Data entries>
--- start ---
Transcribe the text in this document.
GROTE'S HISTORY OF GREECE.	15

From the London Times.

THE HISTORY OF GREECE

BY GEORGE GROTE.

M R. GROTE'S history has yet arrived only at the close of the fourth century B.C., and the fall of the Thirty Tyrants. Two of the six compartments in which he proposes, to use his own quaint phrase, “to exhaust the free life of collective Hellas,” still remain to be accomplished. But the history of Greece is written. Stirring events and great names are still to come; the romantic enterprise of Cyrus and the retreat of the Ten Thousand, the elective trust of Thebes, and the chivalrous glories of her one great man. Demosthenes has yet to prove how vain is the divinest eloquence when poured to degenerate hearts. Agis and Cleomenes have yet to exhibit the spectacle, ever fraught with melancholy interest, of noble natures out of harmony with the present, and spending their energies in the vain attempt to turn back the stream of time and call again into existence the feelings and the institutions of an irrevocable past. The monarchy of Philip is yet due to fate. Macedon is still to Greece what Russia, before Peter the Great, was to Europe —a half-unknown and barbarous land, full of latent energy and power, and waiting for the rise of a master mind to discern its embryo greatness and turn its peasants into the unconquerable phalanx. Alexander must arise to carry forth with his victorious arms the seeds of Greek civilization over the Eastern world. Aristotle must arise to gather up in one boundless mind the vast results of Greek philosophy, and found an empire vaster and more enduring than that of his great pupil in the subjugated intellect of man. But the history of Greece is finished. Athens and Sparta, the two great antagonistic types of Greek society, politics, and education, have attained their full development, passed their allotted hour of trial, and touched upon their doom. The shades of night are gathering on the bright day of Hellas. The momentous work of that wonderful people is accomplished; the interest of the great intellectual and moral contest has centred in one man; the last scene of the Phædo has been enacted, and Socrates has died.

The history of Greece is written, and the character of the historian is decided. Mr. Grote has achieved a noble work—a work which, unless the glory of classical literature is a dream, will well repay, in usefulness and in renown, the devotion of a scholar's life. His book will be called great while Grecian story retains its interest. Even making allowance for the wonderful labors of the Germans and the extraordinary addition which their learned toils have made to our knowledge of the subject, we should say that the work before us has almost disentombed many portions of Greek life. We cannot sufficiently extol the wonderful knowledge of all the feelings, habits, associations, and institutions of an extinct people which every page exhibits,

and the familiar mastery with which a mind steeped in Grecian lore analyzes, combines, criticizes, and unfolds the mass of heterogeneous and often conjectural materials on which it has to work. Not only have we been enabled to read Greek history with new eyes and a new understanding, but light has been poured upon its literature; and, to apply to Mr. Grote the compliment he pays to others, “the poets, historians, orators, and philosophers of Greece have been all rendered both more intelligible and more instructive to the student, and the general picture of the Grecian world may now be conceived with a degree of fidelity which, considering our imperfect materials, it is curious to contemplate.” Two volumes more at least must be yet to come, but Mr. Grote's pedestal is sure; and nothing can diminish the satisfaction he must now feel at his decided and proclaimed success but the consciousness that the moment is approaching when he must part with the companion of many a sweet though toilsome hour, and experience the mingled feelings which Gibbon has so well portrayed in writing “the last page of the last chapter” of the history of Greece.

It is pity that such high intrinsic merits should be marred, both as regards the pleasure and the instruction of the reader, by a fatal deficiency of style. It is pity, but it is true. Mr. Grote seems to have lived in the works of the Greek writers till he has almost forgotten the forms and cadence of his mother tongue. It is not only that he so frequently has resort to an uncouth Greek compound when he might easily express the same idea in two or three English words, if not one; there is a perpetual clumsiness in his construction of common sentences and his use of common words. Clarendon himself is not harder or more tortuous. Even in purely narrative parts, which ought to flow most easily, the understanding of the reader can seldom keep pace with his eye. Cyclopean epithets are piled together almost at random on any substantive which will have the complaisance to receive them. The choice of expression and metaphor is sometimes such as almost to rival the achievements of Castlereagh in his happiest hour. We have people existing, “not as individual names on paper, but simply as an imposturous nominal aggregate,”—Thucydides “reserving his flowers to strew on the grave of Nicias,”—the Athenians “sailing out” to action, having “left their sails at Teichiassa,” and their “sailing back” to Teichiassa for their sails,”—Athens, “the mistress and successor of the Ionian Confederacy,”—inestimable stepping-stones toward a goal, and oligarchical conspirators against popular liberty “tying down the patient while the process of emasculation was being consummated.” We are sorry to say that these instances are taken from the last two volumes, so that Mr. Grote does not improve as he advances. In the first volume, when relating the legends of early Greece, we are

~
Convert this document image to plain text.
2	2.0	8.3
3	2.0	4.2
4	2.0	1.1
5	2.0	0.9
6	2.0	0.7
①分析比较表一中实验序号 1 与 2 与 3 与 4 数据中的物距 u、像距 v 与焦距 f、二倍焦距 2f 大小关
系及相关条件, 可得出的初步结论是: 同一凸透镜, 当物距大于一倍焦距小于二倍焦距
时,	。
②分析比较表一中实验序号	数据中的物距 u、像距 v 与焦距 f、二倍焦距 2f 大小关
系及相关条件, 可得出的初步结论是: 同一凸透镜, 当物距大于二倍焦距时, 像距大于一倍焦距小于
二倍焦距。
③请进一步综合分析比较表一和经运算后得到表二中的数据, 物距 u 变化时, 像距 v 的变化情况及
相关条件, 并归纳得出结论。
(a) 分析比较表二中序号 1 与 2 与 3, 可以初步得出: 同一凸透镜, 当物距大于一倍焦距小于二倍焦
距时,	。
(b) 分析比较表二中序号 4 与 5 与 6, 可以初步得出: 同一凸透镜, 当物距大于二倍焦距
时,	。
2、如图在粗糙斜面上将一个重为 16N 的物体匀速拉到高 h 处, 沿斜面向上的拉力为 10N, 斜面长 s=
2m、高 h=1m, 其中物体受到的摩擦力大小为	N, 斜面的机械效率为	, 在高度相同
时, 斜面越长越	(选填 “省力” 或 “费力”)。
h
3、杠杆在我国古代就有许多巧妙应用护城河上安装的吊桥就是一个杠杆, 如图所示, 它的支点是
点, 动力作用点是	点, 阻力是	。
--- end ---
Your objective> Repeat the listing in full, keeping every line exactly as it is.

Solution for this problem>
Transcribe the text in this document.
GROTE'S HISTORY OF GREECE.	15

From the London Times.

THE HISTORY OF GREECE

BY GEORGE GROTE.

M R. GROTE'S history has yet arrived only at the close of the fourth century B.C., and the fall of the Thirty Tyrants. Two of the six compartments in which he proposes, to use his own quaint phrase, “to exhaust the free life of collective Hellas,” still remain to be accomplished. But the history of Greece is written. Stirring events and great names are still to come; the romantic enterprise of Cyrus and the retreat of the Ten Thousand, the elective trust of Thebes, and the chivalrous glories of her one great man. Demosthenes has yet to prove how vain is the divinest eloquence when poured to degenerate hearts. Agis and Cleomenes have yet to exhibit the spectacle, ever fraught with melancholy interest, of noble natures out of harmony with the present, and spending their energies in the vain attempt to turn back the stream of time and call again into existence the feelings and the institutions of an irrevocable past. The monarchy of Philip is yet due to fate. Macedon is still to Greece what Russia, before Peter the Great, was to Europe —a half-unknown and barbarous land, full of latent energy and power, and waiting for the rise of a master mind to discern its embryo greatness and turn its peasants into the unconquerable phalanx. Alexander must arise to carry forth with his victorious arms the seeds of Greek civilization over the Eastern world. Aristotle must arise to gather up in one boundless mind the vast results of Greek philosophy, and found an empire vaster and more enduring than that of his great pupil in the subjugated intellect of man. But the history of Greece is finished. Athens and Sparta, the two great antagonistic types of Greek society, politics, and education, have attained their full development, passed their allotted hour of trial, and touched upon their doom. The shades of night are gathering on the bright day of Hellas. The momentous work of that wonderful people is accomplished; the interest of the great intellectual and moral contest has centred in one man; the last scene of the Phædo has been enacted, and Socrates has died.

The history of Greece is written, and the character of the historian is decided. Mr. Grote has achieved a noble work—a work which, unless the glory of classical literature is a dream, will well repay, in usefulness and in renown, the devotion of a scholar's life. His book will be called great while Grecian story retains its interest. Even making allowance for the wonderful labors of the Germans and the extraordinary addition which their learned toils have made to our knowledge of the subject, we should say that the work before us has almost disentombed many portions of Greek life. We cannot sufficiently extol the wonderful knowledge of all the feelings, habits, associations, and institutions of an extinct people which every page exhibits,

and the familiar mastery with which a mind steeped in Grecian lore analyzes, combines, criticizes, and unfolds the mass of heterogeneous and often conjectural materials on which it has to work. Not only have we been enabled to read Greek history with new eyes and a new understanding, but light has been poured upon its literature; and, to apply to Mr. Grote the compliment he pays to others, “the poets, historians, orators, and philosophers of Greece have been all rendered both more intelligible and more instructive to the student, and the general picture of the Grecian world may now be conceived with a degree of fidelity which, considering our imperfect materials, it is curious to contemplate.” Two volumes more at least must be yet to come, but Mr. Grote's pedestal is sure; and nothing can diminish the satisfaction he must now feel at his decided and proclaimed success but the consciousness that the moment is approaching when he must part with the companion of many a sweet though toilsome hour, and experience the mingled feelings which Gibbon has so well portrayed in writing “the last page of the last chapter” of the history of Greece.

It is pity that such high intrinsic merits should be marred, both as regards the pleasure and the instruction of the reader, by a fatal deficiency of style. It is pity, but it is true. Mr. Grote seems to have lived in the works of the Greek writers till he has almost forgotten the forms and cadence of his mother tongue. It is not only that he so frequently has resort to an uncouth Greek compound when he might easily express the same idea in two or three English words, if not one; there is a perpetual clumsiness in his construction of common sentences and his use of common words. Clarendon himself is not harder or more tortuous. Even in purely narrative parts, which ought to flow most easily, the understanding of the reader can seldom keep pace with his eye. Cyclopean epithets are piled together almost at random on any substantive which will have the complaisance to receive them. The choice of expression and metaphor is sometimes such as almost to rival the achievements of Castlereagh in his happiest hour. We have people existing, “not as individual names on paper, but simply as an imposturous nominal aggregate,”—Thucydides “reserving his flowers to strew on the grave of Nicias,”—the Athenians “sailing out” to action, having “left their sails at Teichiassa,” and their “sailing back” to Teichiassa for their sails,”—Athens, “the mistress and successor of the Ionian Confederacy,”—inestimable stepping-stones toward a goal, and oligarchical conspirators against popular liberty “tying down the patient while the process of emasculation was being consummated.” We are sorry to say that these instances are taken from the last two volumes, so that Mr. Grote does not improve as he advances. In the first volume, when relating the legends of early Greece, we are

~
Convert this document image to plain text.
2	2.0	8.3
3	2.0	4.2
4	2.0	1.1
5	2.0	0.9
6	2.0	0.7
①分析比较表一中实验序号 1 与 2 与 3 与 4 数据中的物距 u、像距 v 与焦距 f、二倍焦距 2f 大小关
系及相关条件, 可得出的初步结论是: 同一凸透镜, 当物距大于一倍焦距小于二倍焦距
时,	。
②分析比较表一中实验序号	数据中的物距 u、像距 v 与焦距 f、二倍焦距 2f 大小关
系及相关条件, 可得出的初步结论是: 同一凸透镜, 当物距大于二倍焦距时, 像距大于一倍焦距小于
二倍焦距。
③请进一步综合分析比较表一和经运算后得到表二中的数据, 物距 u 变化时, 像距 v 的变化情况及
相关条件, 并归纳得出结论。
(a) 分析比较表二中序号 1 与 2 与 3, 可以初步得出: 同一凸透镜, 当物距大于一倍焦距小于二倍焦
距时,	。
(b) 分析比较表二中序号 4 与 5 与 6, 可以初步得出: 同一凸透镜, 当物距大于二倍焦距
时,	。
2、如图在粗糙斜面上将一个重为 16N 的物体匀速拉到高 h 处, 沿斜面向上的拉力为 10N, 斜面长 s=
2m、高 h=1m, 其中物体受到的摩擦力大小为	N, 斜面的机械效率为	, 在高度相同
时, 斜面越长越	(选填 “省力” 或 “费力”)。
h
3、杠杆在我国古代就有许多巧妙应用护城河上安装的吊桥就是一个杠杆, 如图所示, 它的支点是
点, 动力作用点是	点, 阻力是	。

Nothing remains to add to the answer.